> Goal
Reproduce the listing below without any change.
********
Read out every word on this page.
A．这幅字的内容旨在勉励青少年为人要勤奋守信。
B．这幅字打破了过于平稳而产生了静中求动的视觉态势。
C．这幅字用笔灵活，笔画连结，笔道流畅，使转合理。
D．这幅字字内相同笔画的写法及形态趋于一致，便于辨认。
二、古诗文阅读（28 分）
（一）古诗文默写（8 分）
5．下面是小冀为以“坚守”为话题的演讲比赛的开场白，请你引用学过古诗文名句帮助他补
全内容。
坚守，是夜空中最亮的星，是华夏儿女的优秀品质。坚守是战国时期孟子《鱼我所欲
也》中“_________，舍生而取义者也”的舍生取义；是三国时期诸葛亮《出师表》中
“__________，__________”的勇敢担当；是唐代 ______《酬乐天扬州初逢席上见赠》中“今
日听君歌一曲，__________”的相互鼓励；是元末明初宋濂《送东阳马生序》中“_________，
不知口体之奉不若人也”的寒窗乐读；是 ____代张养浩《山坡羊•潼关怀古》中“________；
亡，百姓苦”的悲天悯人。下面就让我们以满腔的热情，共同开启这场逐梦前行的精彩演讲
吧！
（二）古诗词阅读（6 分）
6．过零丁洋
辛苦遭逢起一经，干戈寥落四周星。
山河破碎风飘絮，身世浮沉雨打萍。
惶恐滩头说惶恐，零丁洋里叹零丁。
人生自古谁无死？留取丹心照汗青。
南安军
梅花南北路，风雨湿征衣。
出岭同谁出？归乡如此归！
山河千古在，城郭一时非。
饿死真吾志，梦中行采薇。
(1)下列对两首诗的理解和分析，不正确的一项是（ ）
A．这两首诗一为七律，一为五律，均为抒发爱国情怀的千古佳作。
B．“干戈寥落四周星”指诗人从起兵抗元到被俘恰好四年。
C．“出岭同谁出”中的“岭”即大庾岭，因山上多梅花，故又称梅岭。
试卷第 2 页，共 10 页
********
> Completed exercise
Read out every word on this page.
A．这幅字的内容旨在勉励青少年为人要勤奋守信。
B．这幅字打破了过于平稳而产生了静中求动的视觉态势。
C．这幅字用笔灵活，笔画连结，笔道流畅，使转合理。
D．这幅字字内相同笔画的写法及形态趋于一致，便于辨认。
二、古诗文阅读（28 分）
（一）古诗文默写（8 分）
5．下面是小冀为以“坚守”为话题的演讲比赛的开场白，请你引用学过古诗文名句帮助他补
全内容。
坚守，是夜空中最亮的星，是华夏儿女的优秀品质。坚守是战国时期孟子《鱼我所欲
也》中“_________，舍生而取义者也”的舍生取义；是三国时期诸葛亮《出师表》中
“__________，__________”的勇敢担当；是唐代 ______《酬乐天扬州初逢席上见赠》中“今
日听君歌一曲，__________”的相互鼓励；是元末明初宋濂《送东阳马生序》中“_________，
不知口体之奉不若人也”的寒窗乐读；是 ____代张养浩《山坡羊•潼关怀古》中“________；
亡，百姓苦”的悲天悯人。下面就让我们以满腔的热情，共同开启这场逐梦前行的精彩演讲
吧！
（二）古诗词阅读（6 分）
6．过零丁洋
辛苦遭逢起一经，干戈寥落四周星。
山河破碎风飘絮，身世浮沉雨打萍。
惶恐滩头说惶恐，零丁洋里叹零丁。
人生自古谁无死？留取丹心照汗青。
南安军
梅花南北路，风雨湿征衣。
出岭同谁出？归乡如此归！
山河千古在，城郭一时非。
饿死真吾志，梦中行采薇。
(1)下列对两首诗的理解和分析，不正确的一项是（ ）
A．这两首诗一为七律，一为五律，均为抒发爱国情怀的千古佳作。
B．“干戈寥落四周星”指诗人从起兵抗元到被俘恰好四年。
C．“出岭同谁出”中的“岭”即大庾岭，因山上多梅花，故又称梅岭。
试卷第 2 页，共 10 页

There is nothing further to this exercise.